Document extract:
◇ ◇ ◇ ◇

Policies and Procedures

Learning Outcomes

  • Discuss the importance of employee policies and procedures

Decorative image.The employee handbook. It can be an employee’s best friend: telling them how to dress, when they can take a break, or how many hours of paid time off they earn each month. The handbook contains all the policies and procedures an employee should be aware of in order to be successful in the workplace.

Why Create Formal Policies and Procedures

When a business owner is first starting out, they may not think about employee policies and procedures, and decisions are made about things like inappropriate behavior and long lunches on a case-by-case basis, as needed. But as a business grows, it becomes important that employee policies and procedures are documented. Yes, it takes time and resources, but these are good investments for a business that wants to run efficiently and profitably.

Let’s take a look at some of the benefits to having clearly documented employee policies and procedures:

  • Employees are clear on behavioral and productivity expectations. Documented policies and procedures help an employee understand how they are to interact with colleagues, customers and other stakeholders. It provides guidance when they face unusual circumstances. It also reduces the confusion around repercussions for not making choices that meet expectations, which allows HR to handle issues efficiently.

◇ ◇ ◇ ◇

What this exercise asks:
A – Answer these questions about the employee policies text:
(i) What three things does the employee handbook tell employees, according to the text?
(ii) How are decisions about inappropriate behavior and long lunches made when a business owner is first starting out?
(iii) What does reducing confusion around repercussions allow HR to do?
B – List every heading in the employee policies text.
C – Translate this sentence from the employee policies text into Spanish: "The handbook contains all the policies and procedures an employee should be aware of in order to be successful in the workplace."

Document understanding data:
◇ ◇ ◇ ◇

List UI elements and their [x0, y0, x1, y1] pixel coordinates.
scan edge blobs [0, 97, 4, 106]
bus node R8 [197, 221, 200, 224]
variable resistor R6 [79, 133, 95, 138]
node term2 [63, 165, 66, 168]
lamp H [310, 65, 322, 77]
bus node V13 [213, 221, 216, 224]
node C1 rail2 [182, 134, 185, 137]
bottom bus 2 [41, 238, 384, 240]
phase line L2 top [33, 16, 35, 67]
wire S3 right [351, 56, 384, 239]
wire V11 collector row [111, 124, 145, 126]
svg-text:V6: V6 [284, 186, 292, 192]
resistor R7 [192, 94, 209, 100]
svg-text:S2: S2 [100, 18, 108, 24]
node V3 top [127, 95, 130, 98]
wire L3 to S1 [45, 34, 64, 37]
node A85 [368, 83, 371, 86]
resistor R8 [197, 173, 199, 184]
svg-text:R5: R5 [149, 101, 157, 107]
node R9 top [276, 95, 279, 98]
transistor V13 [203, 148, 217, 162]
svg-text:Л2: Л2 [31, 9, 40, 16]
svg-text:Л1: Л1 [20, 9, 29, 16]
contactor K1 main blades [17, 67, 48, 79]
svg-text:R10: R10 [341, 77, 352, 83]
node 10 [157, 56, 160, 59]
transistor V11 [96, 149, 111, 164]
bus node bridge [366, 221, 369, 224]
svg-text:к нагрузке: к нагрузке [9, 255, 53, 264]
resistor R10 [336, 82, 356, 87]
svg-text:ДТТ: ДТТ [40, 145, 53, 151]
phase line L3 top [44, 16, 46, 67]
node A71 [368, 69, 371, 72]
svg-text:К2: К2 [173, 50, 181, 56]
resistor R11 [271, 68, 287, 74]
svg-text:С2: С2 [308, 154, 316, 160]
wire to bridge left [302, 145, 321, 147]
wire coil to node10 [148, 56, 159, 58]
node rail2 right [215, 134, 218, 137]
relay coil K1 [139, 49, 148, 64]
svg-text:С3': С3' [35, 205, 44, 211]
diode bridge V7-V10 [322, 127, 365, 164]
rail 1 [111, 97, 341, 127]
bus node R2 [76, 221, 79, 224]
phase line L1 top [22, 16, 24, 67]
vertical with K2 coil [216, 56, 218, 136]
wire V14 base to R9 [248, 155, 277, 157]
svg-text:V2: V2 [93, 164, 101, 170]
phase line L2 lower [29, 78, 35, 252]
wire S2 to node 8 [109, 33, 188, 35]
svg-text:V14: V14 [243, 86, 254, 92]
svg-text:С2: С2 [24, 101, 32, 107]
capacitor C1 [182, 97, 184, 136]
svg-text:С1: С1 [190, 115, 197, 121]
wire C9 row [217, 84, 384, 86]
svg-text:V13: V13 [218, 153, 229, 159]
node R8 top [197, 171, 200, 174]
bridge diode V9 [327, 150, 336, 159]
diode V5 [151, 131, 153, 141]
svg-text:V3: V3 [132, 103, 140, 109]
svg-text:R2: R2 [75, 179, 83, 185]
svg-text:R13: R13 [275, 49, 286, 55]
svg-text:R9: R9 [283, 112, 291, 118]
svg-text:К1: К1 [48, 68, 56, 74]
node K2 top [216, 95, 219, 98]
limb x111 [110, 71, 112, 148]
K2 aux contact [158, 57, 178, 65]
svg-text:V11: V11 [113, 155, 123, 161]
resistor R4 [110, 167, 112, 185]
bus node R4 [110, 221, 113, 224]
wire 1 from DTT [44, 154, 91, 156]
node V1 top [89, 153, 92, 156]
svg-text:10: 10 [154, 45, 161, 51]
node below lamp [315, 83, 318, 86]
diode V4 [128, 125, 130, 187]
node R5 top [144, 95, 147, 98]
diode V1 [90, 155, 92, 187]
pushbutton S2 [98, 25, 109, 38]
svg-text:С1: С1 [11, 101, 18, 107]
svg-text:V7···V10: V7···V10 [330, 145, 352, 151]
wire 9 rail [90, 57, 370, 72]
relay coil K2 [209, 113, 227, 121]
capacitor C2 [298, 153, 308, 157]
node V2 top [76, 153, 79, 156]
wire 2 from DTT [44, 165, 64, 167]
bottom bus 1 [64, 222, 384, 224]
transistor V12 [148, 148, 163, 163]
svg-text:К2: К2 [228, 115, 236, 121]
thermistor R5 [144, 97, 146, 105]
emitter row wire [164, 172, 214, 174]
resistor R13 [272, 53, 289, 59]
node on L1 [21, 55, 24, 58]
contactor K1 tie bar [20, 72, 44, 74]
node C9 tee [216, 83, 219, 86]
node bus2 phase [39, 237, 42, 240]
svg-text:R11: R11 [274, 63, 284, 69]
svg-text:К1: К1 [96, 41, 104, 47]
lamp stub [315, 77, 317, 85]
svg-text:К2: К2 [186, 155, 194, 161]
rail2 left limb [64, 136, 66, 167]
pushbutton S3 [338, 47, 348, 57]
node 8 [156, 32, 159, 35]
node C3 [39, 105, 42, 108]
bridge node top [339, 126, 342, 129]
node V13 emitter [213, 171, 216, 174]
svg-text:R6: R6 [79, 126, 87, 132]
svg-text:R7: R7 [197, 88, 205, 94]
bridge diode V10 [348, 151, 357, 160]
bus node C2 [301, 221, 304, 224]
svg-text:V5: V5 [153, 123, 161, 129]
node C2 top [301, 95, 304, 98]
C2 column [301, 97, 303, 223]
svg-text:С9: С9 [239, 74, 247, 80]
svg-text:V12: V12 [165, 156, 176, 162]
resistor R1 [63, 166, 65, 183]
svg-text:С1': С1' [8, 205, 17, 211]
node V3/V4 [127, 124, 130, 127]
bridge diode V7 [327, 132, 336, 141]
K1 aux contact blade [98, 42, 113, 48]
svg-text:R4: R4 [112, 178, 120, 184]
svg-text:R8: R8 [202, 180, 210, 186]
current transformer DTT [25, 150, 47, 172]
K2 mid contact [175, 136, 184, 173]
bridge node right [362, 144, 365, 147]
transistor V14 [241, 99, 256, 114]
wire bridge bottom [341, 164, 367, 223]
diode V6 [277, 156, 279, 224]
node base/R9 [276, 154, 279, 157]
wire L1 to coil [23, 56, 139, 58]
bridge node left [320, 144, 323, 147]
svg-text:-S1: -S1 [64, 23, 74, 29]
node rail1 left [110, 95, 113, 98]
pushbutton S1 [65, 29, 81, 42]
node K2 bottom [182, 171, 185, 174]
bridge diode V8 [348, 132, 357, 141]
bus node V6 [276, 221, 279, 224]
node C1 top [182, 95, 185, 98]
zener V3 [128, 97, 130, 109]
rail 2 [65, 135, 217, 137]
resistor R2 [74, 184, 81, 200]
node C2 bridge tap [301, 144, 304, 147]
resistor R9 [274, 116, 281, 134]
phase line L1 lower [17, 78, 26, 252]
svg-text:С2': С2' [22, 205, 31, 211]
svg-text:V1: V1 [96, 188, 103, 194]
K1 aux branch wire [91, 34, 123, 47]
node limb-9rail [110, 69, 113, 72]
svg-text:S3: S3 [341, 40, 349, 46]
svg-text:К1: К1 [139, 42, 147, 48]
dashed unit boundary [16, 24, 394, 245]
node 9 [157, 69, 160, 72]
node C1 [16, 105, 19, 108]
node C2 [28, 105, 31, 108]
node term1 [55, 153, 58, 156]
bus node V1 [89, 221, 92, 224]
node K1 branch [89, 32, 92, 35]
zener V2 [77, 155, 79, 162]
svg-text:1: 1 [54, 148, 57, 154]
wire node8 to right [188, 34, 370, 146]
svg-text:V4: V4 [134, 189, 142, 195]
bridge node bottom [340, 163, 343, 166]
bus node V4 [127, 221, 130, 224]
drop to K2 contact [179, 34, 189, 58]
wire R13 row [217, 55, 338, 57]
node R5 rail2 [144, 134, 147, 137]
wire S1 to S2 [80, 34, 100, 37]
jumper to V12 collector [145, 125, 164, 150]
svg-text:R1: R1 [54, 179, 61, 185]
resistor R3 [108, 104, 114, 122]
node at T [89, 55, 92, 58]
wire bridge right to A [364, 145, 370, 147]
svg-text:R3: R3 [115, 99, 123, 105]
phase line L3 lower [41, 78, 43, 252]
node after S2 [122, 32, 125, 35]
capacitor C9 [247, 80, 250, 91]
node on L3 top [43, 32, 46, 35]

◇ ◇ ◇ ◇

Task-by-task solutions:
A –
(i) How to dress, when they can take a break, and how many hours of paid time off they earn each month.
(ii) On a case-by-case basis, as needed.
(iii) Handle issues efficiently.

B –
Policies and Procedures
Learning Outcomes
Why Create Formal Policies and Procedures

C – El manual contiene todas las políticas y procedimientos que un empleado debe conocer para tener éxito en el lugar de trabajo.